-- Excerpted text follows --
Conditions upon which there could be data loss in IPFS

[ambertch]

(this issue does not contain an immediate action, but serves to document an architectural discussion)

Context:

Currently, creating a listing is a transaction in the sense that separate operations take place:

1. Uploading the listing data to IPFS
2. Submitting the listing creation transaction

It's most important to not lose data during these operations: it would be preferable to roll back a transaction and have the client retry, than to create a listing and lose the listing data stored in IPFS, for example.

Conditions upon which there could be data loss in IPFS:

1. (current design) Uploads are not pinned by default. Origin content hashes are retrieved out of band and pinned: here, if a listing is uploaded to IPFS and GC on that machine runs before any pinner in the system runs, the machine (having not yet pinned the listing) could GC the listing and there would be data loss.

One way to prevent this from occurring would be to disable automatic GC. A combination of profiling and monitoring would inform us when GC should occur, at which time all nodes would be put in maintenance mode to prevent new uploads, and after 1.5-3 minutes (6-12 confirmations, guaranteeing that all Origin content hashes would be in the blockchain events) GC invoked (via ipfs repo gc), then all nodes taken out of maintenance mode. This is a reasonable near-term solution since there will be a manageable volume of transactions, meaning that windows for GC maintenance could be anticipated and scheduled for a time during which transaction volume is low.
-- Excerpted text concluded --
-- Entries supplied follows --
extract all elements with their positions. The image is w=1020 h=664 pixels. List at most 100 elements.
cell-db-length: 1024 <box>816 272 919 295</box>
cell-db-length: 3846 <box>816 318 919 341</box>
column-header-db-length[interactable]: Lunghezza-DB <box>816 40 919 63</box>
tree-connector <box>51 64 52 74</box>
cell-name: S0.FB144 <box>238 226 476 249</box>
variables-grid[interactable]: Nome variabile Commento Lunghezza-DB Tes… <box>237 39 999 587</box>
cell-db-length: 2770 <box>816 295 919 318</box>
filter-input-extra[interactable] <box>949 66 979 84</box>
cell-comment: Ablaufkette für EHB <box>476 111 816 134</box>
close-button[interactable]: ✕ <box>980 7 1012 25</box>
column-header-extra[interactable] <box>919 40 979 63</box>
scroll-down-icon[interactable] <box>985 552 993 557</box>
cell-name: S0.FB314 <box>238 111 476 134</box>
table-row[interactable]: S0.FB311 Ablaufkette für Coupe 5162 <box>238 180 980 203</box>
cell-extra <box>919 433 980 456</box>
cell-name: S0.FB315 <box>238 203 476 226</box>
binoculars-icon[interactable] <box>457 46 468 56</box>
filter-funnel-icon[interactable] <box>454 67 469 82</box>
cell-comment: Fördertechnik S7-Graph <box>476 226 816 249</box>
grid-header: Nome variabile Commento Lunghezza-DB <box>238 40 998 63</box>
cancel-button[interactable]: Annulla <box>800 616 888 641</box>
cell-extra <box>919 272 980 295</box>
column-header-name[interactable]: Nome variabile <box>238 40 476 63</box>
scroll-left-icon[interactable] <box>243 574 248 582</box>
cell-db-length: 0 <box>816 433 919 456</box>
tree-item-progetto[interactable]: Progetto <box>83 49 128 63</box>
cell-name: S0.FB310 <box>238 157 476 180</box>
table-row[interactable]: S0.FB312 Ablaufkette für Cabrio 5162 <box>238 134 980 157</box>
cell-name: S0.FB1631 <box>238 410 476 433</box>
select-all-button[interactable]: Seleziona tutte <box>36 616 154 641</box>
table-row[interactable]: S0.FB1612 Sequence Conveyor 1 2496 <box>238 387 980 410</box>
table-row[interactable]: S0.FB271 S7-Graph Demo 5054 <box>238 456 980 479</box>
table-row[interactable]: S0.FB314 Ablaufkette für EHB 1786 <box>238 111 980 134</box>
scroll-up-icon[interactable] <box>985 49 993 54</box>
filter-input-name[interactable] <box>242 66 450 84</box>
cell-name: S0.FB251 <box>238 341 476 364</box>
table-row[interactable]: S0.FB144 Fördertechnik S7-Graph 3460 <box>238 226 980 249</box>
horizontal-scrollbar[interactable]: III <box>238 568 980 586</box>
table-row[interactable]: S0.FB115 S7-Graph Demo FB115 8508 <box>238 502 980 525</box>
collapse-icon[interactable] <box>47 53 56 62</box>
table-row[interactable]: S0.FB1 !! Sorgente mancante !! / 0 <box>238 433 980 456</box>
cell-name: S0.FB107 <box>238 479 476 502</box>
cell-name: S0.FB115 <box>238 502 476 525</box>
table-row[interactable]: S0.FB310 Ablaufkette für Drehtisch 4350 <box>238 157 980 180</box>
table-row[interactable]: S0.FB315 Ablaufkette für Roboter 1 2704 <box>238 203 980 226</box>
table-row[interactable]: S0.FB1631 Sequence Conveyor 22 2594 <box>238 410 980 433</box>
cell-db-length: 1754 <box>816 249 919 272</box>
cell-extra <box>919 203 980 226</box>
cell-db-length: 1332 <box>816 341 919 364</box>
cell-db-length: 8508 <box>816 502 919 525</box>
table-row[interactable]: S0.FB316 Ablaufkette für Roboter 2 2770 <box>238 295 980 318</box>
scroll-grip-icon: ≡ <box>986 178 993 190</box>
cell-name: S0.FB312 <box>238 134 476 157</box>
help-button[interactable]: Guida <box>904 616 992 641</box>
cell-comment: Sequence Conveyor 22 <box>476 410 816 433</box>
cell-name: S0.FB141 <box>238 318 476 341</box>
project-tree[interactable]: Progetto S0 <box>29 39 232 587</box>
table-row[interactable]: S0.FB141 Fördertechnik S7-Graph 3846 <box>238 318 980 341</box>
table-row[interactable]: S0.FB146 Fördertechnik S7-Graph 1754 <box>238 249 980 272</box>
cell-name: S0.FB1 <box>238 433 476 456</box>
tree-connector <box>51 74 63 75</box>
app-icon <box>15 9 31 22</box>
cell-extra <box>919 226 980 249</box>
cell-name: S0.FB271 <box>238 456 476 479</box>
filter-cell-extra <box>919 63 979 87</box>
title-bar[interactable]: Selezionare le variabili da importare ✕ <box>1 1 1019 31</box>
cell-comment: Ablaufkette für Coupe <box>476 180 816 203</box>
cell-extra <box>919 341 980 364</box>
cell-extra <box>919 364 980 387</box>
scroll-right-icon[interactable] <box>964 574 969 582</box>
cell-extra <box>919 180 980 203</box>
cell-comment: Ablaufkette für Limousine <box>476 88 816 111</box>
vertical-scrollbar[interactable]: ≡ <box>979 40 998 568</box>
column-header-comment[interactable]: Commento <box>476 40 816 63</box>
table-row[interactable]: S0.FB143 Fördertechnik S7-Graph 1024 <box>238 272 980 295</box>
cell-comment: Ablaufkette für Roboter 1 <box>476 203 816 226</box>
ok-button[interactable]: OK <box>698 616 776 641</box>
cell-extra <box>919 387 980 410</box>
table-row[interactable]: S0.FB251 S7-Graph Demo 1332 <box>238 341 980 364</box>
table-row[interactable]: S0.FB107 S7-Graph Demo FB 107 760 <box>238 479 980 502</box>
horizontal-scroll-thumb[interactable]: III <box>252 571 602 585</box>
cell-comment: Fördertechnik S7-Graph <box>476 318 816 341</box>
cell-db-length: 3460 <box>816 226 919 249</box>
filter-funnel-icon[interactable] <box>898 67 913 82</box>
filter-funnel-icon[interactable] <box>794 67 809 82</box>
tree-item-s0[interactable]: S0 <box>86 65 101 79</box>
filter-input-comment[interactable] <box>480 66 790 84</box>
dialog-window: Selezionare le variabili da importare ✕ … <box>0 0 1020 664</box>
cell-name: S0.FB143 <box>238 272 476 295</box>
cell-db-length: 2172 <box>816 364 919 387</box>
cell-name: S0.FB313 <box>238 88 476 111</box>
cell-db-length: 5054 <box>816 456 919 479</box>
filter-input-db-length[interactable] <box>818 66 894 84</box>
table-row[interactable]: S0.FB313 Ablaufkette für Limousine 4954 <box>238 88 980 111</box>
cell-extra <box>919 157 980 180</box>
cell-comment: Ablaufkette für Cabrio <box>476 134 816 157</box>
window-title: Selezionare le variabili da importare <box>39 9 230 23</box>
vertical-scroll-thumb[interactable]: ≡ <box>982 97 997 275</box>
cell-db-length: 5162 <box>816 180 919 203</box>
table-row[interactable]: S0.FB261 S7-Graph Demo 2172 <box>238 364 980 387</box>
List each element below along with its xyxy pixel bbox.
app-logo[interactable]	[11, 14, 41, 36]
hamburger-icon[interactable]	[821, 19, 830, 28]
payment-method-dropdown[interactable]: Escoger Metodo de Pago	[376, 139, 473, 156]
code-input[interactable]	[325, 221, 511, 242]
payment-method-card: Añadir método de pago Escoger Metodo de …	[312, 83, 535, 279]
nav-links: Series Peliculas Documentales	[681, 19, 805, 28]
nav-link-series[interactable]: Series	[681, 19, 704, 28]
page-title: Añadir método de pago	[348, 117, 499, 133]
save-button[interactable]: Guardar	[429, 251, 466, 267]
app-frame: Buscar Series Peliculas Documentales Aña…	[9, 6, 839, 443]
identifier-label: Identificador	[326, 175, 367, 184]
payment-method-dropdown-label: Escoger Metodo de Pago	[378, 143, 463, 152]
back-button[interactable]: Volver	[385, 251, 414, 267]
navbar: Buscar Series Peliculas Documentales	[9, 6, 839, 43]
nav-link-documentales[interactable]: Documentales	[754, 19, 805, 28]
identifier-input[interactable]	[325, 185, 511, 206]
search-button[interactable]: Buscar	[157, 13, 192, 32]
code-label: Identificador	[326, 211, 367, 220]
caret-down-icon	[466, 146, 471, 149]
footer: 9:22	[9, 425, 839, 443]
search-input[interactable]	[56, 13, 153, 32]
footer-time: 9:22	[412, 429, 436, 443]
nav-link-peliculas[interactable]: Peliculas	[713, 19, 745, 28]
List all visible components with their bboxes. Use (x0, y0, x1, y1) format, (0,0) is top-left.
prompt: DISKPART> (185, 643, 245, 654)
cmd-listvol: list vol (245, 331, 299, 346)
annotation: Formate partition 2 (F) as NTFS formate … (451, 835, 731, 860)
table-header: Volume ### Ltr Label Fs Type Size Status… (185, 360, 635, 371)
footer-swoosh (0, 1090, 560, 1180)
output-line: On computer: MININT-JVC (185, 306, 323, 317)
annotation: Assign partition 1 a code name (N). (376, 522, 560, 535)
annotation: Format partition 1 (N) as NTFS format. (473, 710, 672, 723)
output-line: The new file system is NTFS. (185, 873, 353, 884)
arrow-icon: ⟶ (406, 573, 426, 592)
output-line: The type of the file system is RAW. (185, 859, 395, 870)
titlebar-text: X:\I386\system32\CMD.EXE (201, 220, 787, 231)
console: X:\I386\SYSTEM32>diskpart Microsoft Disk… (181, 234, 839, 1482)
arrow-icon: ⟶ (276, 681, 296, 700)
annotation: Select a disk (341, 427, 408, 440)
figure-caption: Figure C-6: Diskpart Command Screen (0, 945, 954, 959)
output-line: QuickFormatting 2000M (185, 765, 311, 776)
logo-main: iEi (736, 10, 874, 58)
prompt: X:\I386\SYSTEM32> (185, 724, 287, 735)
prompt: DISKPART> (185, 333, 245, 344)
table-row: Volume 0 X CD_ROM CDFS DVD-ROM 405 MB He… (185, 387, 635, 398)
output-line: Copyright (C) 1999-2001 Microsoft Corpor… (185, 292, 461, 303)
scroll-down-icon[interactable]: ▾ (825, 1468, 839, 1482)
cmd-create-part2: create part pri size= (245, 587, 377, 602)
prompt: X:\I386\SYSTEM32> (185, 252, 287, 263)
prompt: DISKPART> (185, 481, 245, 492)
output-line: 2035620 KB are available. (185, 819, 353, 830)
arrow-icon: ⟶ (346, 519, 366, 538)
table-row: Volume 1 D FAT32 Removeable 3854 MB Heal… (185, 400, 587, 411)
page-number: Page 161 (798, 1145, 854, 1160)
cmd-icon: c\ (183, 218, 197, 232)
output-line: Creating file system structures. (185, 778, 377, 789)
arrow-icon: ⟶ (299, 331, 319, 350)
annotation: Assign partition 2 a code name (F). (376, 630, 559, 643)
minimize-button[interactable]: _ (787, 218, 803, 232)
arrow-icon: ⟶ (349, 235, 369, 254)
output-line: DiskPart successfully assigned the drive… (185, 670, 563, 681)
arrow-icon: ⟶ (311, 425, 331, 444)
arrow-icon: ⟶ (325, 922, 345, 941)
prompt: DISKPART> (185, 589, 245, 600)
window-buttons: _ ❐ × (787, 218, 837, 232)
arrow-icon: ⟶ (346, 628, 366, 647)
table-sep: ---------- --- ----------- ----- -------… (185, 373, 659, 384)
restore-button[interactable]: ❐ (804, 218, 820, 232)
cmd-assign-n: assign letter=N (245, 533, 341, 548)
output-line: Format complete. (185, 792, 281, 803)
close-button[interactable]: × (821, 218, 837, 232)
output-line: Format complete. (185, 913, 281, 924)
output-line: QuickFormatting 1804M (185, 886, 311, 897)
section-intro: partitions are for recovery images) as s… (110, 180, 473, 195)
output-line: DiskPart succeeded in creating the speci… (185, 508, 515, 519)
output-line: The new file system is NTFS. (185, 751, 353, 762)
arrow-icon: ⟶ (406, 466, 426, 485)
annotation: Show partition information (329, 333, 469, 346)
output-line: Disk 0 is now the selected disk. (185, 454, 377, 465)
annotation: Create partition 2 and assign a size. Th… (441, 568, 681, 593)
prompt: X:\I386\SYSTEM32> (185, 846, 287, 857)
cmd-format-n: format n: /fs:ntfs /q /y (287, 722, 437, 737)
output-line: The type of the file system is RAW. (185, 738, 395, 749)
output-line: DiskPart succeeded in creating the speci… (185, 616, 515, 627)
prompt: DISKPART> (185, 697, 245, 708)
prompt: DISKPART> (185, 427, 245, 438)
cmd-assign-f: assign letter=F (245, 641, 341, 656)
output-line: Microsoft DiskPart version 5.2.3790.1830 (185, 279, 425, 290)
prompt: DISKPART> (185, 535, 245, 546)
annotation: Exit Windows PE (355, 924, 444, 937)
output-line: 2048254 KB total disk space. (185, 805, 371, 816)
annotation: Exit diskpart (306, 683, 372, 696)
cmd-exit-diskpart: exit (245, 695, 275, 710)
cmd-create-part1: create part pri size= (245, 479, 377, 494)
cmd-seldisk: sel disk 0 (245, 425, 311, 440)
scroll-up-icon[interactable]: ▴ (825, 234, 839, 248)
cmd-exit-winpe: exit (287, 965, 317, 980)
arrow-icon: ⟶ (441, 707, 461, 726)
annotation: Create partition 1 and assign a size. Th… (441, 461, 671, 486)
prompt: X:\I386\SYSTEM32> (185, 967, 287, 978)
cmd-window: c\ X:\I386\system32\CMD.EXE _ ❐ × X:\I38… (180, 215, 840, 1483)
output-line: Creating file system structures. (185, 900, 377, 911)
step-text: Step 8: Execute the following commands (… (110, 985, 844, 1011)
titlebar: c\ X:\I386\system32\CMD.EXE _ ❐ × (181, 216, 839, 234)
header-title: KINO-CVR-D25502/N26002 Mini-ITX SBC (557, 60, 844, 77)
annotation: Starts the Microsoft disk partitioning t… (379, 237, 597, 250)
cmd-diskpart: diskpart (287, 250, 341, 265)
-- Entries supplied concluded --
Task item: Extract the complete issue about data loss in IPFS word for word. The rows have no connection to the issue about IPFS data loss.

Result of this task:
Conditions upon which there could be data loss in IPFS

[ambertch]

(this issue does not contain an immediate action, but serves to document an architectural discussion)

Context:

Currently, creating a listing is a transaction in the sense that separate operations take place:

1. Uploading the listing data to IPFS
2. Submitting the listing creation transaction

It's most important to not lose data during these operations: it would be preferable to roll back a transaction and have the client retry, than to create a listing and lose the listing data stored in IPFS, for example.

Conditions upon which there could be data loss in IPFS:

1. (current design) Uploads are not pinned by default. Origin content hashes are retrieved out of band and pinned: here, if a listing is uploaded to IPFS and GC on that machine runs before any pinner in the system runs, the machine (having not yet pinned the listing) could GC the listing and there would be data loss.

One way to prevent this from occurring would be to disable automatic GC. A combination of profiling and monitoring would inform us when GC should occur, at which time all nodes would be put in maintenance mode to prevent new uploads, and after 1.5-3 minutes (6-12 confirmations, guaranteeing that all Origin content hashes would be in the blockchain events) GC invoked (via ipfs repo gc), then all nodes taken out of maintenance mode. This is a reasonable near-term solution since there will be a manageable volume of transactions, meaning that windows for GC maintenance could be anticipated and scheduled for a time during which transaction volume is low.